◆ What is asked ◆
Make an exact copy of the lines, leaving the pictures out.

◆ Data for this exercise ◆
════════

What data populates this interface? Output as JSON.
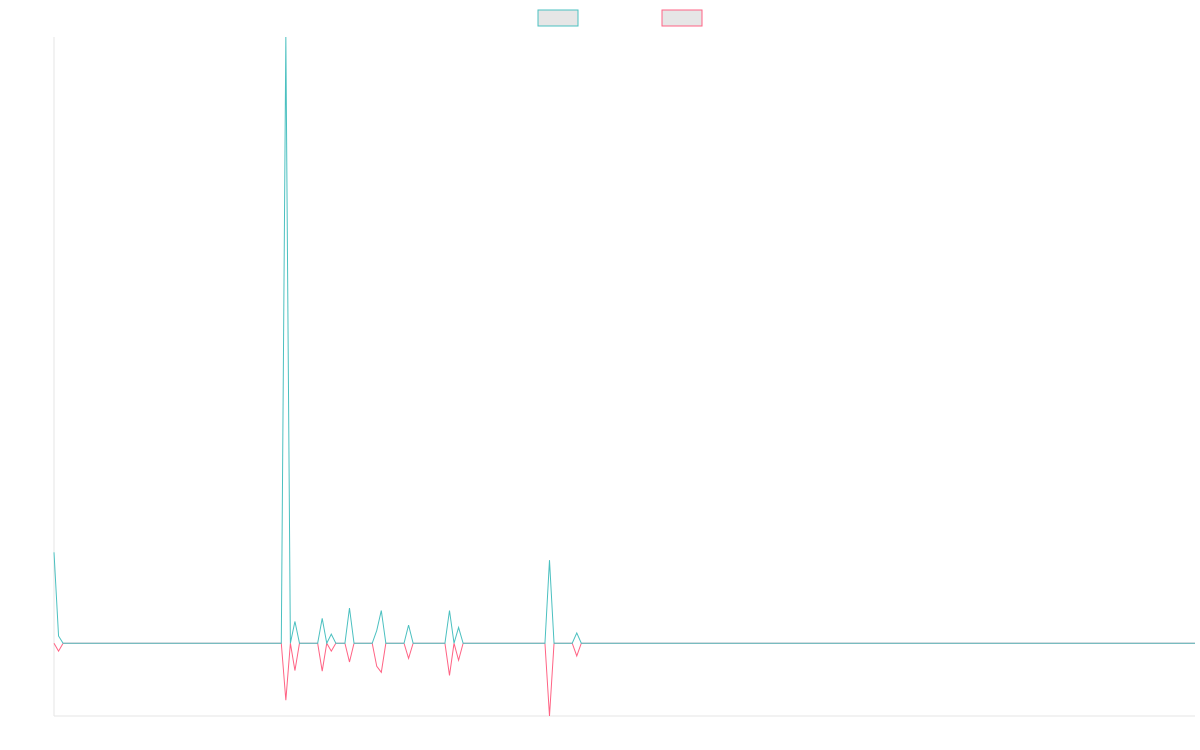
{
  "chart_data": {
    "type": "line",
    "categories": [
      null,
      null,
      null,
      null,
      null,
      null,
      null,
      null,
      null,
      null,
      null,
      null,
      null,
      null,
      null,
      null,
      null,
      null,
      null,
      null,
      null,
      null,
      null,
      null,
      null,
      null,
      null,
      null,
      null,
      null,
      null,
      null,
      null,
      null,
      null,
      null,
      null,
      null,
      null,
      null,
      null,
      null,
      null,
      null,
      null,
      null,
      null,
      null,
      null,
      null,
      null,
      null,
      null,
      null,
      null,
      null,
      null,
      null,
      null,
      null,
      null,
      null,
      null,
      null,
      null,
      null,
      null,
      null,
      null,
      null,
      null,
      null,
      null,
      null,
      null,
      null,
      null,
      null,
      null,
      null,
      null,
      null,
      null,
      null,
      null,
      null,
      null,
      null,
      null,
      null,
      null,
      null,
      null,
      null,
      null,
      null,
      null,
      null,
      null,
      null,
      null,
      null,
      null,
      null,
      null,
      null,
      null,
      null,
      null,
      null,
      null,
      null,
      null,
      null,
      null,
      null,
      null,
      null,
      null,
      null,
      null,
      null,
      null,
      null,
      null,
      null,
      null,
      null,
      null,
      null,
      null,
      null,
      null,
      null,
      null,
      null,
      null,
      null,
      null,
      null,
      null,
      null,
      null,
      null,
      null,
      null,
      null,
      null,
      null,
      null,
      null,
      null,
      null,
      null,
      null,
      null,
      null,
      null,
      null,
      null,
      null,
      null,
      null,
      null,
      null,
      null,
      null,
      null,
      null,
      null,
      null,
      null,
      null,
      null,
      null,
      null,
      null,
      null,
      null,
      null,
      null,
      null,
      null,
      null,
      null,
      null,
      null,
      null,
      null,
      null,
      null,
      null,
      null,
      null,
      null,
      null,
      null,
      null,
      null,
      null,
      null,
      null,
      null,
      null,
      null,
      null,
      null,
      null,
      null,
      null,
      null,
      null,
      null,
      null,
      null,
      null,
      null,
      null,
      null,
      null,
      null,
      null,
      null,
      null,
      null,
      null,
      null,
      null,
      null,
      null,
      null,
      null,
      null,
      null,
      null,
      null,
      null,
      null,
      null,
      null,
      null,
      null,
      null,
      null,
      null,
      null,
      null,
      null,
      null,
      null,
      null,
      null
    ],
    "series": [
      {
        "color": "#4bc0c0",
        "values": [
          15,
          1.2,
          0,
          0,
          0,
          0,
          0,
          0,
          0,
          0,
          0,
          0,
          0,
          0,
          0,
          0,
          0,
          0,
          0,
          0,
          0,
          0,
          0,
          0,
          0,
          0,
          0,
          0,
          0,
          0,
          0,
          0,
          0,
          0,
          0,
          0,
          0,
          0,
          0,
          0,
          0,
          0,
          0,
          0,
          0,
          0,
          0,
          0,
          0,
          0,
          0,
          100,
          0,
          3.6,
          0,
          0,
          0,
          0,
          0,
          4.1,
          0,
          1.5,
          0,
          0,
          0,
          5.8,
          0,
          0,
          0,
          0,
          0,
          2.1,
          5.4,
          0,
          0,
          0,
          0,
          0,
          3,
          0,
          0,
          0,
          0,
          0,
          0,
          0,
          0,
          5.4,
          0,
          2.6,
          0,
          0,
          0,
          0,
          0,
          0,
          0,
          0,
          0,
          0,
          0,
          0,
          0,
          0,
          0,
          0,
          0,
          0,
          0,
          13.7,
          0,
          0,
          0,
          0,
          0,
          1.7,
          0,
          0,
          0,
          0,
          0,
          0,
          0,
          0,
          0,
          0,
          0,
          0,
          0,
          0,
          0,
          0,
          0,
          0,
          0,
          0,
          0,
          0,
          0,
          0,
          0,
          0,
          0,
          0,
          0,
          0,
          0,
          0,
          0,
          0,
          0,
          0,
          0,
          0,
          0,
          0,
          0,
          0,
          0,
          0,
          0,
          0,
          0,
          0,
          0,
          0,
          0,
          0,
          0,
          0,
          0,
          0,
          0,
          0,
          0,
          0,
          0,
          0,
          0,
          0,
          0,
          0,
          0,
          0,
          0,
          0,
          0,
          0,
          0,
          0,
          0,
          0,
          0,
          0,
          0,
          0,
          0,
          0,
          0,
          0,
          0,
          0,
          0,
          0,
          0,
          0,
          0,
          0,
          0,
          0,
          0,
          0,
          0,
          0,
          0,
          0,
          0,
          0,
          0,
          0,
          0,
          0,
          0,
          0,
          0,
          0,
          0,
          0,
          0,
          0,
          0,
          0,
          0,
          0,
          0,
          0,
          0,
          0,
          0,
          0,
          0,
          0,
          0,
          0,
          0,
          0,
          0,
          0,
          0,
          0,
          0,
          0
        ]
      },
      {
        "color": "#ff6384",
        "values": [
          0,
          -1.3,
          0,
          0,
          0,
          0,
          0,
          0,
          0,
          0,
          0,
          0,
          0,
          0,
          0,
          0,
          0,
          0,
          0,
          0,
          0,
          0,
          0,
          0,
          0,
          0,
          0,
          0,
          0,
          0,
          0,
          0,
          0,
          0,
          0,
          0,
          0,
          0,
          0,
          0,
          0,
          0,
          0,
          0,
          0,
          0,
          0,
          0,
          0,
          0,
          0,
          -9.4,
          0,
          -4.5,
          0,
          0,
          0,
          0,
          0,
          -4.6,
          0,
          -1.3,
          0,
          0,
          0,
          -3.1,
          0,
          0,
          0,
          0,
          0,
          -3.8,
          -4.8,
          0,
          0,
          0,
          0,
          0,
          -2.5,
          0,
          0,
          0,
          0,
          0,
          0,
          0,
          0,
          -5.3,
          0,
          -2.8,
          0,
          0,
          0,
          0,
          0,
          0,
          0,
          0,
          0,
          0,
          0,
          0,
          0,
          0,
          0,
          0,
          0,
          0,
          0,
          -12,
          0,
          0,
          0,
          0,
          0,
          -2.1,
          0,
          0,
          0,
          0,
          0,
          0,
          0,
          0,
          0,
          0,
          0,
          0,
          0,
          0,
          0,
          0,
          0,
          0,
          0,
          0,
          0,
          0,
          0,
          0,
          0,
          0,
          0,
          0,
          0,
          0,
          0,
          0,
          0,
          0,
          0,
          0,
          0,
          0,
          0,
          0,
          0,
          0,
          0,
          0,
          0,
          0,
          0,
          0,
          0,
          0,
          0,
          0,
          0,
          0,
          0,
          0,
          0,
          0,
          0,
          0,
          0,
          0,
          0,
          0,
          0,
          0,
          0,
          0,
          0,
          0,
          0,
          0,
          0,
          0,
          0,
          0,
          0,
          0,
          0,
          0,
          0,
          0,
          0,
          0,
          0,
          0,
          0,
          0,
          0,
          0,
          0,
          0,
          0,
          0,
          0,
          0,
          0,
          0,
          0,
          0,
          0,
          0,
          0,
          0,
          0,
          0,
          0,
          0,
          0,
          0,
          0,
          0,
          0,
          0,
          0,
          0,
          0,
          0,
          0,
          0,
          0,
          0,
          0,
          0,
          0,
          0,
          0,
          0,
          0,
          0,
          0,
          0,
          0,
          0,
          0,
          0
        ]
      }
    ],
    "ylim": [
      -12,
      100
    ]
  }
}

════════

◆ Solution ◆
What data populates this interface? Output as JSON.
{
  "chart_data": {
    "type": "line",
    "categories": [
      null,
      null,
      null,
      null,
      null,
      null,
      null,
      null,
      null,
      null,
      null,
      null,
      null,
      null,
      null,
      null,
      null,
      null,
      null,
      null,
      null,
      null,
      null,
      null,
      null,
      null,
      null,
      null,
      null,
      null,
      null,
      null,
      null,
      null,
      null,
      null,
      null,
      null,
      null,
      null,
      null,
      null,
      null,
      null,
      null,
      null,
      null,
      null,
      null,
      null,
      null,
      null,
      null,
      null,
      null,
      null,
      null,
      null,
      null,
      null,
      null,
      null,
      null,
      null,
      null,
      null,
      null,
      null,
      null,
      null,
      null,
      null,
      null,
      null,
      null,
      null,
      null,
      null,
      null,
      null,
      null,
      null,
      null,
      null,
      null,
      null,
      null,
      null,
      null,
      null,
      null,
      null,
      null,
      null,
      null,
      null,
      null,
      null,
      null,
      null,
      null,
      null,
      null,
      null,
      null,
      null,
      null,
      null,
      null,
      null,
      null,
      null,
      null,
      null,
      null,
      null,
      null,
      null,
      null,
      null,
      null,
      null,
      null,
      null,
      null,
      null,
      null,
      null,
      null,
      null,
      null,
      null,
      null,
      null,
      null,
      null,
      null,
      null,
      null,
      null,
      null,
      null,
      null,
      null,
      null,
      null,
      null,
      null,
      null,
      null,
      null,
      null,
      null,
      null,
      null,
      null,
      null,
      null,
      null,
      null,
      null,
      null,
      null,
      null,
      null,
      null,
      null,
      null,
      null,
      null,
      null,
      null,
      null,
      null,
      null,
      null,
      null,
      null,
      null,
      null,
      null,
      null,
      null,
      null,
      null,
      null,
      null,
      null,
      null,
      null,
      null,
      null,
      null,
      null,
      null,
      null,
      null,
      null,
      null,
      null,
      null,
      null,
      null,
      null,
      null,
      null,
      null,
      null,
      null,
      null,
      null,
      null,
      null,
      null,
      null,
      null,
      null,
      null,
      null,
      null,
      null,
      null,
      null,
      null,
      null,
      null,
      null,
      null,
      null,
      null,
      null,
      null,
      null,
      null,
      null,
      null,
      null,
      null,
      null,
      null,
      null,
      null,
      null,
      null,
      null,
      null,
      null,
      null,
      null,
      null,
      null,
      null
    ],
    "series": [
      {
        "color": "#4bc0c0",
        "values": [
          15,
          1.2,
          0,
          0,
          0,
          0,
          0,
          0,
          0,
          0,
          0,
          0,
          0,
          0,
          0,
          0,
          0,
          0,
          0,
          0,
          0,
          0,
          0,
          0,
          0,
          0,
          0,
          0,
          0,
          0,
          0,
          0,
          0,
          0,
          0,
          0,
          0,
          0,
          0,
          0,
          0,
          0,
          0,
          0,
          0,
          0,
          0,
          0,
          0,
          0,
          0,
          100,
          0,
          3.6,
          0,
          0,
          0,
          0,
          0,
          4.1,
          0,
          1.5,
          0,
          0,
          0,
          5.8,
          0,
          0,
          0,
          0,
          0,
          2.1,
          5.4,
          0,
          0,
          0,
          0,
          0,
          3,
          0,
          0,
          0,
          0,
          0,
          0,
          0,
          0,
          5.4,
          0,
          2.6,
          0,
          0,
          0,
          0,
          0,
          0,
          0,
          0,
          0,
          0,
          0,
          0,
          0,
          0,
          0,
          0,
          0,
          0,
          0,
          13.7,
          0,
          0,
          0,
          0,
          0,
          1.7,
          0,
          0,
          0,
          0,
          0,
          0,
          0,
          0,
          0,
          0,
          0,
          0,
          0,
          0,
          0,
          0,
          0,
          0,
          0,
          0,
          0,
          0,
          0,
          0,
          0,
          0,
          0,
          0,
          0,
          0,
          0,
          0,
          0,
          0,
          0,
          0,
          0,
          0,
          0,
          0,
          0,
          0,
          0,
          0,
          0,
          0,
          0,
          0,
          0,
          0,
          0,
          0,
          0,
          0,
          0,
          0,
          0,
          0,
          0,
          0,
          0,
          0,
          0,
          0,
          0,
          0,
          0,
          0,
          0,
          0,
          0,
          0,
          0,
          0,
          0,
          0,
          0,
          0,
          0,
          0,
          0,
          0,
          0,
          0,
          0,
          0,
          0,
          0,
          0,
          0,
          0,
          0,
          0,
          0,
          0,
          0,
          0,
          0,
          0,
          0,
          0,
          0,
          0,
          0,
          0,
          0,
          0,
          0,
          0,
          0,
          0,
          0,
          0,
          0,
          0,
          0,
          0,
          0,
          0,
          0,
          0,
          0,
          0,
          0,
          0,
          0,
          0,
          0,
          0,
          0,
          0,
          0,
          0,
          0,
          0,
          0
        ]
      },
      {
        "color": "#ff6384",
        "values": [
          0,
          -1.3,
          0,
          0,
          0,
          0,
          0,
          0,
          0,
          0,
          0,
          0,
          0,
          0,
          0,
          0,
          0,
          0,
          0,
          0,
          0,
          0,
          0,
          0,
          0,
          0,
          0,
          0,
          0,
          0,
          0,
          0,
          0,
          0,
          0,
          0,
          0,
          0,
          0,
          0,
          0,
          0,
          0,
          0,
          0,
          0,
          0,
          0,
          0,
          0,
          0,
          -9.4,
          0,
          -4.5,
          0,
          0,
          0,
          0,
          0,
          -4.6,
          0,
          -1.3,
          0,
          0,
          0,
          -3.1,
          0,
          0,
          0,
          0,
          0,
          -3.8,
          -4.8,
          0,
          0,
          0,
          0,
          0,
          -2.5,
          0,
          0,
          0,
          0,
          0,
          0,
          0,
          0,
          -5.3,
          0,
          -2.8,
          0,
          0,
          0,
          0,
          0,
          0,
          0,
          0,
          0,
          0,
          0,
          0,
          0,
          0,
          0,
          0,
          0,
          0,
          0,
          -12,
          0,
          0,
          0,
          0,
          0,
          -2.1,
          0,
          0,
          0,
          0,
          0,
          0,
          0,
          0,
          0,
          0,
          0,
          0,
          0,
          0,
          0,
          0,
          0,
          0,
          0,
          0,
          0,
          0,
          0,
          0,
          0,
          0,
          0,
          0,
          0,
          0,
          0,
          0,
          0,
          0,
          0,
          0,
          0,
          0,
          0,
          0,
          0,
          0,
          0,
          0,
          0,
          0,
          0,
          0,
          0,
          0,
          0,
          0,
          0,
          0,
          0,
          0,
          0,
          0,
          0,
          0,
          0,
          0,
          0,
          0,
          0,
          0,
          0,
          0,
          0,
          0,
          0,
          0,
          0,
          0,
          0,
          0,
          0,
          0,
          0,
          0,
          0,
          0,
          0,
          0,
          0,
          0,
          0,
          0,
          0,
          0,
          0,
          0,
          0,
          0,
          0,
          0,
          0,
          0,
          0,
          0,
          0,
          0,
          0,
          0,
          0,
          0,
          0,
          0,
          0,
          0,
          0,
          0,
          0,
          0,
          0,
          0,
          0,
          0,
          0,
          0,
          0,
          0,
          0,
          0,
          0,
          0,
          0,
          0,
          0,
          0,
          0,
          0,
          0,
          0,
          0,
          0
        ]
      }
    ],
    "ylim": [
      -12,
      100
    ]
  }
}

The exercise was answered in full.